INPUT DATA -
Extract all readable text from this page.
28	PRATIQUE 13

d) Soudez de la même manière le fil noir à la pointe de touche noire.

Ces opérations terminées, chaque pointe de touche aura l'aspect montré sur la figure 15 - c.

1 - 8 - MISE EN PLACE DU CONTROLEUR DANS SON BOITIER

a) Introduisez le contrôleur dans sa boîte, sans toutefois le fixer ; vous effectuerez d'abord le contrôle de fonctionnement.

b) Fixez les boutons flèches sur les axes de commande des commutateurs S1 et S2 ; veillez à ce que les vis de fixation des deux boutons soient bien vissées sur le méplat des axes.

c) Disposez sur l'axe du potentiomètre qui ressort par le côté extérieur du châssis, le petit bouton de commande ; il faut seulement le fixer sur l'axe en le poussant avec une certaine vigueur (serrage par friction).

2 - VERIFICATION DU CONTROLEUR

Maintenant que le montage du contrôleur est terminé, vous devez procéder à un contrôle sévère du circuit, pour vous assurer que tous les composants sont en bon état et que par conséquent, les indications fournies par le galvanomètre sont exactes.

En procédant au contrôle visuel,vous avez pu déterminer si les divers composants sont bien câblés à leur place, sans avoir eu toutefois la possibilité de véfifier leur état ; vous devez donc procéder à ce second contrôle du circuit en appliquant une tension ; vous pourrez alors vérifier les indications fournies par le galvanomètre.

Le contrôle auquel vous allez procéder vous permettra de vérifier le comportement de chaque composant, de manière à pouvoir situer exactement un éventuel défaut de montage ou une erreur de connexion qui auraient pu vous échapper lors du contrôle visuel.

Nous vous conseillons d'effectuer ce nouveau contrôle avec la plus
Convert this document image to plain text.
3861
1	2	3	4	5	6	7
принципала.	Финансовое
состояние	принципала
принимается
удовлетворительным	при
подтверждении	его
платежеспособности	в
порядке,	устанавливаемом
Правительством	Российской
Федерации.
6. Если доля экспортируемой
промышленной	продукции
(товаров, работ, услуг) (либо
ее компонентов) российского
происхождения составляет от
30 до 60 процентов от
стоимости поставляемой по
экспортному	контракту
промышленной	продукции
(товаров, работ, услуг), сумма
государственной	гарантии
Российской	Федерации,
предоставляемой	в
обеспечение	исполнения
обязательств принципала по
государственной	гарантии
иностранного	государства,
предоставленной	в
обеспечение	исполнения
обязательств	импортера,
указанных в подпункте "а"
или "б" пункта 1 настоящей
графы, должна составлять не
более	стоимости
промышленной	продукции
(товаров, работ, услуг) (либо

WHAT YOU ARE ASKED TO DO -
Find how many lines hold the string "touche", and state that number alone.

WORKED SOLUTION -
2